╭──
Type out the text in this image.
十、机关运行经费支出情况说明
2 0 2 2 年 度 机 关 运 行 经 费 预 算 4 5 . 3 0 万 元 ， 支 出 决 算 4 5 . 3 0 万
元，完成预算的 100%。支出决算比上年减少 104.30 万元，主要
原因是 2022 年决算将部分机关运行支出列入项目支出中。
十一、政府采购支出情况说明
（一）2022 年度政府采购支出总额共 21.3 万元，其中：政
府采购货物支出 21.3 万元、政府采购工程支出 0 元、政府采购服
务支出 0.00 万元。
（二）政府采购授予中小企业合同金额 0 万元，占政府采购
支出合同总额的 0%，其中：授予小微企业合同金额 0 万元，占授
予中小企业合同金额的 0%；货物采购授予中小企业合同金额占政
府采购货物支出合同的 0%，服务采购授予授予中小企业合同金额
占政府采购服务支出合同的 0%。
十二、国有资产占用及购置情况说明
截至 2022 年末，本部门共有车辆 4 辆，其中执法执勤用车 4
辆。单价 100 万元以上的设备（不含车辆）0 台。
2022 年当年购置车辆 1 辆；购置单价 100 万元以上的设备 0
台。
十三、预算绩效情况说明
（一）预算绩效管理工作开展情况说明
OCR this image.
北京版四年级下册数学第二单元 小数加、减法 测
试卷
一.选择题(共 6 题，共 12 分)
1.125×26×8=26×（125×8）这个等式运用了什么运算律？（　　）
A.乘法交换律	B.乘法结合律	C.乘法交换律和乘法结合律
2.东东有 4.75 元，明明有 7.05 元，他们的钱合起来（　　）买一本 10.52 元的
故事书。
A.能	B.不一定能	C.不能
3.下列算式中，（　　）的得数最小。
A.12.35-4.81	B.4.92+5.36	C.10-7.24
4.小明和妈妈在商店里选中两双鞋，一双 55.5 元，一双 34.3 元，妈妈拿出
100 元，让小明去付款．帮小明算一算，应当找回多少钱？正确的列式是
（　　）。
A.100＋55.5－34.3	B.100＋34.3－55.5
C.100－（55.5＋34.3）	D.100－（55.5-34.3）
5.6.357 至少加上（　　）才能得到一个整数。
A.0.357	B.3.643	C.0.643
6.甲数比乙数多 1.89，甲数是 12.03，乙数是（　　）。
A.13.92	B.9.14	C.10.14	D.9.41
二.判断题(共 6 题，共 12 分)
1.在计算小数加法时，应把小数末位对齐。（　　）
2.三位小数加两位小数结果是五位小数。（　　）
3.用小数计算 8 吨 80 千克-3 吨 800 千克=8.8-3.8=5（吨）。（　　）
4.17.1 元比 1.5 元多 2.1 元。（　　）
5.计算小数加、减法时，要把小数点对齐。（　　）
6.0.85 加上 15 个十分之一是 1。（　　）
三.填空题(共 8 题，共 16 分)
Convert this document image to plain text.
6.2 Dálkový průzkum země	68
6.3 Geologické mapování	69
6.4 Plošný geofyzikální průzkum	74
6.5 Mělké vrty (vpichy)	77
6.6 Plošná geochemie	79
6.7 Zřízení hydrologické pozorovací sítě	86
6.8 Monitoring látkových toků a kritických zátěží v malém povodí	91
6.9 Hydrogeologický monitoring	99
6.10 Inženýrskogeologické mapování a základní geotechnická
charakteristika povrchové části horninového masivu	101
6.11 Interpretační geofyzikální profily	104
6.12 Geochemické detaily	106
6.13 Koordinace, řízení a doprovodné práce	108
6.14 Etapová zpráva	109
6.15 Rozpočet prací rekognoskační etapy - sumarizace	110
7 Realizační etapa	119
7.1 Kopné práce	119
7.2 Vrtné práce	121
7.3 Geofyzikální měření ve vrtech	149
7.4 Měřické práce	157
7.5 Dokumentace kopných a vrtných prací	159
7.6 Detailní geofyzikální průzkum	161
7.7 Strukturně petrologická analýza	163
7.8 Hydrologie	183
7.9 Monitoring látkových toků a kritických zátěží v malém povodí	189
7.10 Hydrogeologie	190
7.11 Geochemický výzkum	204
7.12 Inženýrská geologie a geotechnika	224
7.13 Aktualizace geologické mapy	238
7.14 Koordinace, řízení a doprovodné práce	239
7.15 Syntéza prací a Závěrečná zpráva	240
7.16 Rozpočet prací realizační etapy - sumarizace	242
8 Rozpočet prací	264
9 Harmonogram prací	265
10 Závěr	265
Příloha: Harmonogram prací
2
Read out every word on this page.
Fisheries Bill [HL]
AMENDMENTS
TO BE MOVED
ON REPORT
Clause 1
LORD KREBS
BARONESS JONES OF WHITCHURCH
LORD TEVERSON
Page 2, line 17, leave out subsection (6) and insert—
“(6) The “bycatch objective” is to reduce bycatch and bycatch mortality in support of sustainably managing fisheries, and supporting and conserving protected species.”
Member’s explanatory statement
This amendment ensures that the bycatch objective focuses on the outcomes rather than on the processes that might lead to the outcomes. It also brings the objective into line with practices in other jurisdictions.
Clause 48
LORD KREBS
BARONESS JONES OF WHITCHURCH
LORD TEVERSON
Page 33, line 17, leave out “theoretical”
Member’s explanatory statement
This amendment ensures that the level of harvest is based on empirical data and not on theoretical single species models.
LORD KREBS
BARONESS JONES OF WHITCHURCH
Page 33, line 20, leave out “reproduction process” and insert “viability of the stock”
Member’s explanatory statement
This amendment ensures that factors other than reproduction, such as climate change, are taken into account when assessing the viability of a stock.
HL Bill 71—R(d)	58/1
╰──
### Exercise details
Give only the number of lines in the material above that include the word "万元以上的设备".

### Result of the exercise
2